• [Required task]:
All entries below need to be written out exactly, but without their pictures.

• [Material for this task]:
**********

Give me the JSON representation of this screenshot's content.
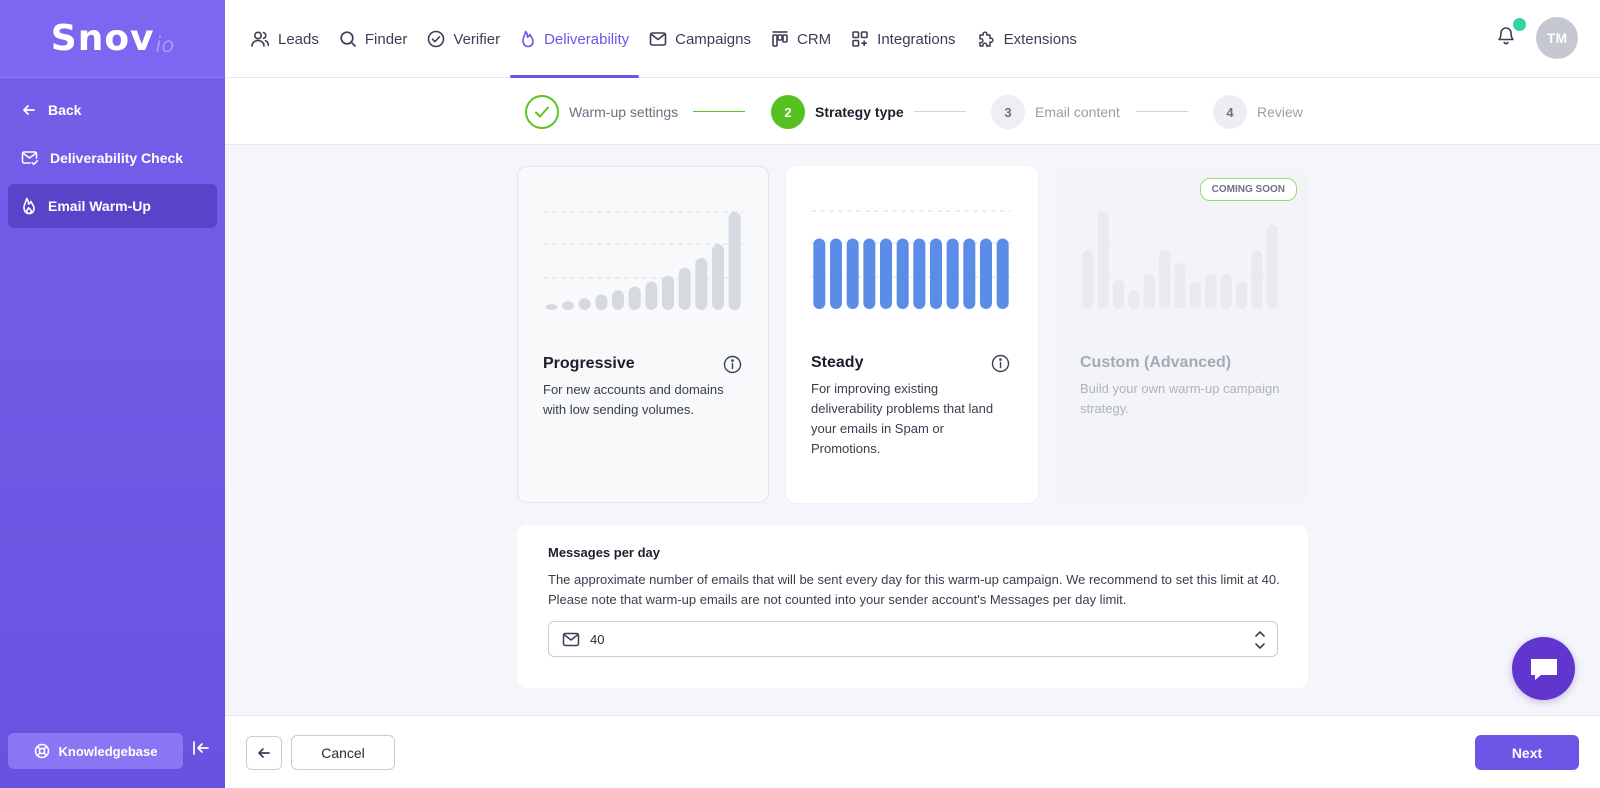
{
  "brand": {
    "logo_main": "Snov",
    "logo_suffix": "io"
  },
  "sidebar": {
    "items": [
      {
        "label": "Back",
        "icon": "arrow-left-icon"
      },
      {
        "label": "Deliverability Check",
        "icon": "mail-check-icon"
      },
      {
        "label": "Email Warm-Up",
        "icon": "flame-icon",
        "active": true
      }
    ],
    "knowledgebase_label": "Knowledgebase"
  },
  "topnav": {
    "items": [
      {
        "label": "Leads",
        "icon": "users-icon"
      },
      {
        "label": "Finder",
        "icon": "search-icon"
      },
      {
        "label": "Verifier",
        "icon": "check-circle-icon"
      },
      {
        "label": "Deliverability",
        "icon": "flame-icon",
        "active": true
      },
      {
        "label": "Campaigns",
        "icon": "mail-icon"
      },
      {
        "label": "CRM",
        "icon": "kanban-icon"
      },
      {
        "label": "Integrations",
        "icon": "grid-icon"
      },
      {
        "label": "Extensions",
        "icon": "puzzle-icon"
      }
    ],
    "avatar_initials": "TM"
  },
  "stepper": {
    "steps": [
      {
        "number": "1",
        "label": "Warm-up settings",
        "state": "done"
      },
      {
        "number": "2",
        "label": "Strategy type",
        "state": "active"
      },
      {
        "number": "3",
        "label": "Email content",
        "state": "todo"
      },
      {
        "number": "4",
        "label": "Review",
        "state": "todo"
      }
    ]
  },
  "strategies": [
    {
      "title": "Progressive",
      "description": "For new accounts and domains with low sending volumes.",
      "bars": [
        6,
        9,
        12,
        16,
        20,
        24,
        29,
        35,
        43,
        53,
        67,
        100
      ],
      "bar_color": "#d7d9e0"
    },
    {
      "title": "Steady",
      "description": "For improving existing deliverability problems that land your emails in Spam or Promotions.",
      "bars": [
        72,
        72,
        72,
        72,
        72,
        72,
        72,
        72,
        72,
        72,
        72,
        72
      ],
      "bar_color": "#5b8de8",
      "selected": true
    },
    {
      "title": "Custom (Advanced)",
      "description": "Build your own warm-up campaign strategy.",
      "badge": "COMING SOON",
      "bars": [
        60,
        100,
        30,
        19,
        36,
        60,
        47,
        28,
        36,
        36,
        28,
        60,
        86
      ],
      "bar_color": "#e9eaef",
      "disabled": true
    }
  ],
  "messages": {
    "label": "Messages per day",
    "description": "The approximate number of emails that will be sent every day for this warm-up campaign. We recommend to set this limit at 40. Please note that warm-up emails are not counted into your sender account's Messages per day limit.",
    "value": "40"
  },
  "footer": {
    "cancel_label": "Cancel",
    "next_label": "Next"
  },
  "colors": {
    "accent": "#6f55e6",
    "success": "#55c01f",
    "sidebar": "#6a52e0"
  }
}
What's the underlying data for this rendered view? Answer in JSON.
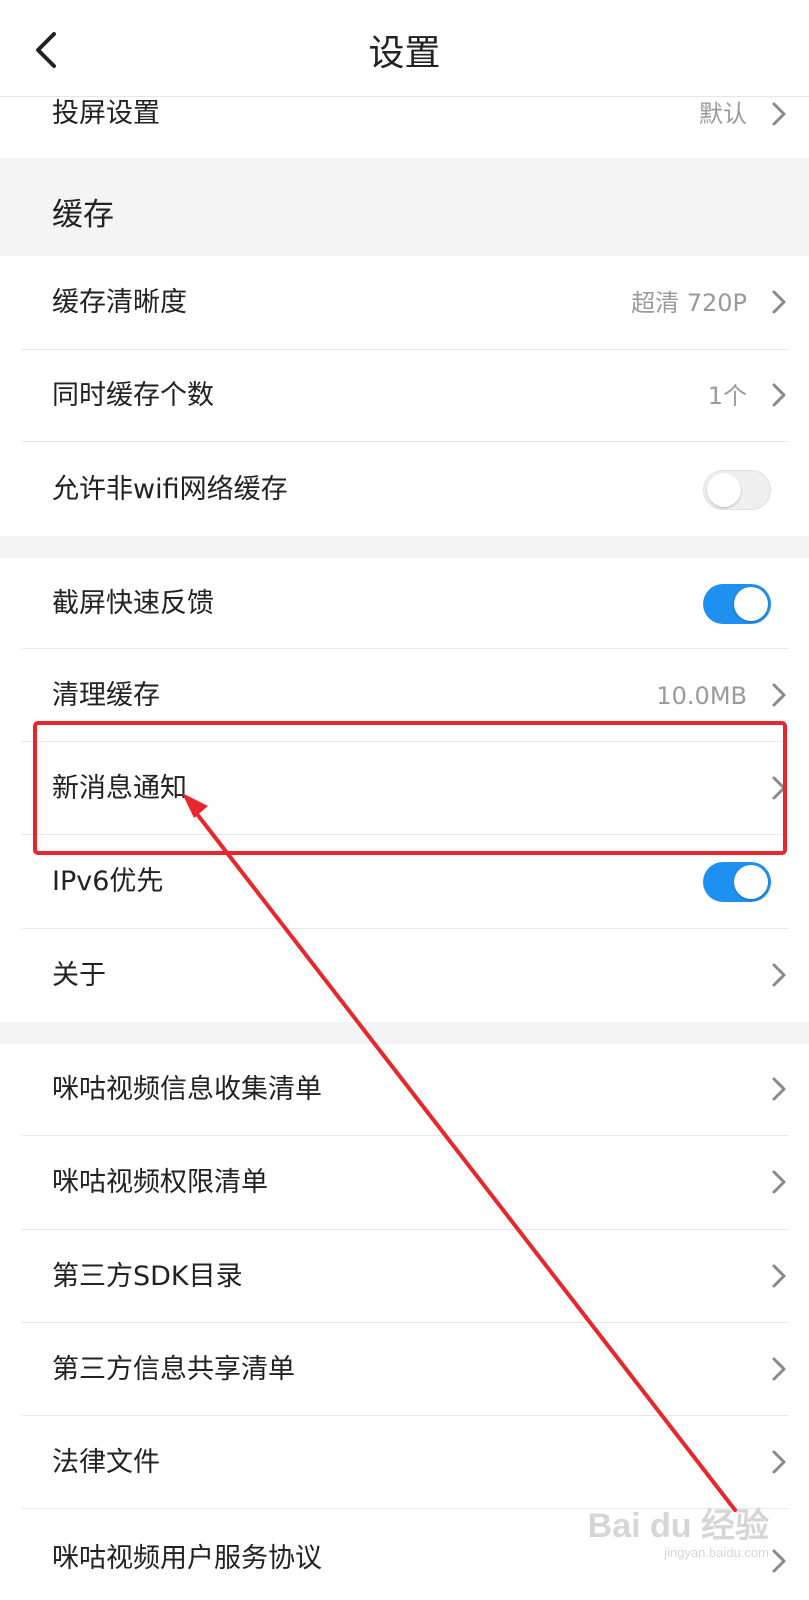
{
  "header": {
    "title": "设置",
    "back_icon": "chevron-left-icon"
  },
  "rows": {
    "cast": {
      "label": "投屏设置",
      "value": "默认"
    },
    "cache_quality": {
      "label": "缓存清晰度",
      "value": "超清 720P"
    },
    "concurrent_cache": {
      "label": "同时缓存个数",
      "value": "1个"
    },
    "non_wifi_cache": {
      "label": "允许非wifi网络缓存",
      "toggle": "off"
    },
    "screenshot_feedback": {
      "label": "截屏快速反馈",
      "toggle": "on"
    },
    "clear_cache": {
      "label": "清理缓存",
      "value": "10.0MB"
    },
    "notifications": {
      "label": "新消息通知"
    },
    "ipv6": {
      "label": "IPv6优先",
      "toggle": "on"
    },
    "about": {
      "label": "关于"
    },
    "info_collection": {
      "label": "咪咕视频信息收集清单"
    },
    "permissions": {
      "label": "咪咕视频权限清单"
    },
    "sdk_directory": {
      "label": "第三方SDK目录"
    },
    "info_sharing": {
      "label": "第三方信息共享清单"
    },
    "legal": {
      "label": "法律文件"
    },
    "user_agreement": {
      "label": "咪咕视频用户服务协议"
    }
  },
  "sections": {
    "cache": "缓存"
  },
  "annotation": {
    "highlight_color": "#e8262b",
    "arrow_color": "#e8262b"
  },
  "watermark": {
    "brand": "Bai du 经验",
    "url": "jingyan.baidu.com"
  },
  "colors": {
    "toggle_on": "#1e90f0",
    "section_bg": "#f4f4f4"
  }
}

**********

• [Full output]:
Give me the JSON representation of this screenshot's content.
{
  "brand": {
    "logo_main": "Snov",
    "logo_suffix": "io"
  },
  "sidebar": {
    "items": [
      {
        "label": "Back",
        "icon": "arrow-left-icon"
      },
      {
        "label": "Deliverability Check",
        "icon": "mail-check-icon"
      },
      {
        "label": "Email Warm-Up",
        "icon": "flame-icon",
        "active": true
      }
    ],
    "knowledgebase_label": "Knowledgebase"
  },
  "topnav": {
    "items": [
      {
        "label": "Leads",
        "icon": "users-icon"
      },
      {
        "label": "Finder",
        "icon": "search-icon"
      },
      {
        "label": "Verifier",
        "icon": "check-circle-icon"
      },
      {
        "label": "Deliverability",
        "icon": "flame-icon",
        "active": true
      },
      {
        "label": "Campaigns",
        "icon": "mail-icon"
      },
      {
        "label": "CRM",
        "icon": "kanban-icon"
      },
      {
        "label": "Integrations",
        "icon": "grid-icon"
      },
      {
        "label": "Extensions",
        "icon": "puzzle-icon"
      }
    ],
    "avatar_initials": "TM"
  },
  "stepper": {
    "steps": [
      {
        "number": "1",
        "label": "Warm-up settings",
        "state": "done"
      },
      {
        "number": "2",
        "label": "Strategy type",
        "state": "active"
      },
      {
        "number": "3",
        "label": "Email content",
        "state": "todo"
      },
      {
        "number": "4",
        "label": "Review",
        "state": "todo"
      }
    ]
  },
  "strategies": [
    {
      "title": "Progressive",
      "description": "For new accounts and domains with low sending volumes.",
      "bars": [
        6,
        9,
        12,
        16,
        20,
        24,
        29,
        35,
        43,
        53,
        67,
        100
      ],
      "bar_color": "#d7d9e0"
    },
    {
      "title": "Steady",
      "description": "For improving existing deliverability problems that land your emails in Spam or Promotions.",
      "bars": [
        72,
        72,
        72,
        72,
        72,
        72,
        72,
        72,
        72,
        72,
        72,
        72
      ],
      "bar_color": "#5b8de8",
      "selected": true
    },
    {
      "title": "Custom (Advanced)",
      "description": "Build your own warm-up campaign strategy.",
      "badge": "COMING SOON",
      "bars": [
        60,
        100,
        30,
        19,
        36,
        60,
        47,
        28,
        36,
        36,
        28,
        60,
        86
      ],
      "bar_color": "#e9eaef",
      "disabled": true
    }
  ],
  "messages": {
    "label": "Messages per day",
    "description": "The approximate number of emails that will be sent every day for this warm-up campaign. We recommend to set this limit at 40. Please note that warm-up emails are not counted into your sender account's Messages per day limit.",
    "value": "40"
  },
  "footer": {
    "cancel_label": "Cancel",
    "next_label": "Next"
  },
  "colors": {
    "accent": "#6f55e6",
    "success": "#55c01f",
    "sidebar": "#6a52e0"
  }
}
What's the underlying data for this rendered view? Answer in JSON.
{
  "header": {
    "title": "设置",
    "back_icon": "chevron-left-icon"
  },
  "rows": {
    "cast": {
      "label": "投屏设置",
      "value": "默认"
    },
    "cache_quality": {
      "label": "缓存清晰度",
      "value": "超清 720P"
    },
    "concurrent_cache": {
      "label": "同时缓存个数",
      "value": "1个"
    },
    "non_wifi_cache": {
      "label": "允许非wifi网络缓存",
      "toggle": "off"
    },
    "screenshot_feedback": {
      "label": "截屏快速反馈",
      "toggle": "on"
    },
    "clear_cache": {
      "label": "清理缓存",
      "value": "10.0MB"
    },
    "notifications": {
      "label": "新消息通知"
    },
    "ipv6": {
      "label": "IPv6优先",
      "toggle": "on"
    },
    "about": {
      "label": "关于"
    },
    "info_collection": {
      "label": "咪咕视频信息收集清单"
    },
    "permissions": {
      "label": "咪咕视频权限清单"
    },
    "sdk_directory": {
      "label": "第三方SDK目录"
    },
    "info_sharing": {
      "label": "第三方信息共享清单"
    },
    "legal": {
      "label": "法律文件"
    },
    "user_agreement": {
      "label": "咪咕视频用户服务协议"
    }
  },
  "sections": {
    "cache": "缓存"
  },
  "annotation": {
    "highlight_color": "#e8262b",
    "arrow_color": "#e8262b"
  },
  "watermark": {
    "brand": "Bai du 经验",
    "url": "jingyan.baidu.com"
  },
  "colors": {
    "toggle_on": "#1e90f0",
    "section_bg": "#f4f4f4"
  }
}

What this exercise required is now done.